::: Document passage

Customer 360 is managed from a point-and-click admin console, which provides secure connectivity across all of an organization's Salesforce applications. The first step is to set up connections and then begin to map and reconcile data across the various Salesforce clouds. Since the data model of each cloud is a known quantity, much of this process is automated. The hard work comes when dealing with the exceptions and inconsistencies that inevitably come up when reconciling data from different systems. Pereira says the notion is emerging of a new role of 'data steward' to take responsibility for this task.

Building connected experiences

For each individual customer, the system creates a unique identifier that is associated with each of the separate records for that customer in the different clouds. Records in external systems can be linked too, by connecting to APIs via the MuleSoft AnyPoint platform. Alongside that identifier, Customer 360 also holds a short profile containing a core set of reconciled information that uniquely describes the customer. All other data is retrieved as needed from the applications that maintain it. This avoids the overhead of maintaining duplicate centralized datasets that traditional data management systems use.

The final step is to build connected experiences across these interlinked customer records. Salesforce is introducing a set of pre-built packages for common use cases when connecting across its different clouds. These offer pre-built connectivity to Customer 360 from Service Cloud components, pre-built journey and email templates in Marketing Cloud that contain content and data sourced directly from Customer 360, and distribution of data and events from Commerce Cloud to every system connected to Customer 360. Admins will also be able to follow guidance in the Trailhead interactive learning system for using Customer 360 to achieve specific goals, says Pereira.

My take

When Salesforce bought ExactTarget in 2013 to become the core of its Marketing Cloud, it acquired a platform with a very different data model and set of objectives than its core Sales and Service Clouds, which have always shared a single data model. The acquisitions of DemandWare, and more recently CloudCraze, to form its Commerce Cloud, added further data models with a new set of objectives. The prospect of ever fusing these disparate clouds as tightly as the original two was always remote. With the launch of Customer 360, Salesforce has effectively declared that course of action a non-starter, and has come up with a new plan to connect across its clouds.

::::::
::: Dataset excerpts

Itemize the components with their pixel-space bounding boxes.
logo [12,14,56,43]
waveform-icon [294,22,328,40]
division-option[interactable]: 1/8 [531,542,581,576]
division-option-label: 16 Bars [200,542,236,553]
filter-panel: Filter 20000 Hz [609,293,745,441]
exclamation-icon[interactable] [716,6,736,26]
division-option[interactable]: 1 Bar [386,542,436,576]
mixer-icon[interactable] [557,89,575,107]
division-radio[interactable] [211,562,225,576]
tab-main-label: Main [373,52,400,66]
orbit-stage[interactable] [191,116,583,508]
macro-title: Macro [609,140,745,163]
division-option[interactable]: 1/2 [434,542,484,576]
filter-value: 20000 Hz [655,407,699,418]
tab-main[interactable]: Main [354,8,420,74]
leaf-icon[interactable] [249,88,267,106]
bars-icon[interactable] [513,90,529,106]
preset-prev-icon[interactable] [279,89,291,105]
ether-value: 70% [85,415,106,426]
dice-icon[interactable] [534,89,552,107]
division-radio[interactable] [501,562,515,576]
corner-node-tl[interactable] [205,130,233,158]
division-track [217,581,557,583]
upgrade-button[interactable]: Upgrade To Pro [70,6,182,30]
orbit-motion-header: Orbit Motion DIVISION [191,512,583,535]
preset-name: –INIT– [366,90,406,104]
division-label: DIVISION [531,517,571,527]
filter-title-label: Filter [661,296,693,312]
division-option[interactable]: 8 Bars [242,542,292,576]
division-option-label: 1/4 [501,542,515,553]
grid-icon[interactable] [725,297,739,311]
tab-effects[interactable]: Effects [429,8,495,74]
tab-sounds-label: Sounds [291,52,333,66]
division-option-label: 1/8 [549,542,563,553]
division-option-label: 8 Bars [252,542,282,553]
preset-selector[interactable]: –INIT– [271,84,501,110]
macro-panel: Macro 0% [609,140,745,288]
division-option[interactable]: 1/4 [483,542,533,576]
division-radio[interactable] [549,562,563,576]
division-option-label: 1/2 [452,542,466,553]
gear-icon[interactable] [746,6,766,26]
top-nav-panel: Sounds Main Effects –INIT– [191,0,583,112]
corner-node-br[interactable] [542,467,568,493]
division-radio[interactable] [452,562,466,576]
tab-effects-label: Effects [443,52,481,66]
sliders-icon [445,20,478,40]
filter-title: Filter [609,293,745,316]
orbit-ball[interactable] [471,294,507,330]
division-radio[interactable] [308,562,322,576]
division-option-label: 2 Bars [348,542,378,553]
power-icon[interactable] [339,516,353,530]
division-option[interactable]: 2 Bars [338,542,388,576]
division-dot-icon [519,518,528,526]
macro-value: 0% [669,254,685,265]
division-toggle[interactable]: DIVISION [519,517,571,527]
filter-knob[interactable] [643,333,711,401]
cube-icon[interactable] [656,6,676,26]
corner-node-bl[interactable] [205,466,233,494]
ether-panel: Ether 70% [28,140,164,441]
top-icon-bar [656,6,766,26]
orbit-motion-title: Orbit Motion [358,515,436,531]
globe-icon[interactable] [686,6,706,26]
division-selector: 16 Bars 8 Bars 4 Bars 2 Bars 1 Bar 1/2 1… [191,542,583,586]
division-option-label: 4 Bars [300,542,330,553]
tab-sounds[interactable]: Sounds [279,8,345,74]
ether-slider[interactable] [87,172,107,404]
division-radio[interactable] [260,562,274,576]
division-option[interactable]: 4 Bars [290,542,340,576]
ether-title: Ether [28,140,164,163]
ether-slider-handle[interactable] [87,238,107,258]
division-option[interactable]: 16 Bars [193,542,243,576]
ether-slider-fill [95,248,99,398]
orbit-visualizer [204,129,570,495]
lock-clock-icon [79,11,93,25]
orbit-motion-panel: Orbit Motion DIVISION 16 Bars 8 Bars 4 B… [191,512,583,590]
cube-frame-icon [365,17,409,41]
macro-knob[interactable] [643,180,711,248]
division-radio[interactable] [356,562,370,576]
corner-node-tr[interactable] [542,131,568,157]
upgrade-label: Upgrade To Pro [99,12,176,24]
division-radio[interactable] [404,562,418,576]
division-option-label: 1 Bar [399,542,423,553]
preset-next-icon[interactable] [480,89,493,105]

::::::

> [Using the information]:
A – In the Salesforce Customer 360 text, what new role does Pereira say is emerging to handle exceptions and inconsistencies when reconciling data?
B – Continue the Salesforce Customer 360 text from its last sentence.

> [Answer set]:
A – A "data steward" role.

B –
This has become a priority as Salesforce's customers increasingly demand cross-cloud solutions, driven by their own customers' insistence on a joined-up, consistent experience across all channels. This was a key theme of Salesforce Chief Product Officer Bret Taylor's remarks earlier this year on product direction.

With those channels becoming more and more diverse, extending into IoT and infused with ever more AI, stopping to rebuild the underlying platform isn't an option. It makes more sense to find ways of opening it up to interconnection. To that end, the mechanics that comprise Customer 360 look like an elegant solution.

However, as the apocryphal Irish villager said to the traveler asking for directions, 'If I were you, I wouldn't start from here.' The historic baggage of all the disconnected customer data that enterprises have collected over the years will take a lot of sorting out. An important priority for anyone implementing Customer 360 will be to make sure that new insertions get that unique customer ID from the get-go, so that at least the problem gets no worse before it starts to get better.

Salesforce is not alone in its need to fix this problem, though. What it's trying to achieve here is very similar to what Microsoft is attempting to do with its Common Data Service, and has elements in common with the harmonization of metadata across applications in SAP Cloud Platform. As we've observed recently, this is a necessary rearchitecting of the enterprise applications infrastructure for a connected digital world.

One standout feature of Customer 360 is the ambition of putting data stewardship in the hands of Salesforce administrators. That's an interesting move and one that, if successful, will eliminate many of the bottlenecks that have constrained earlier attempts to harmonize enterprise customer data.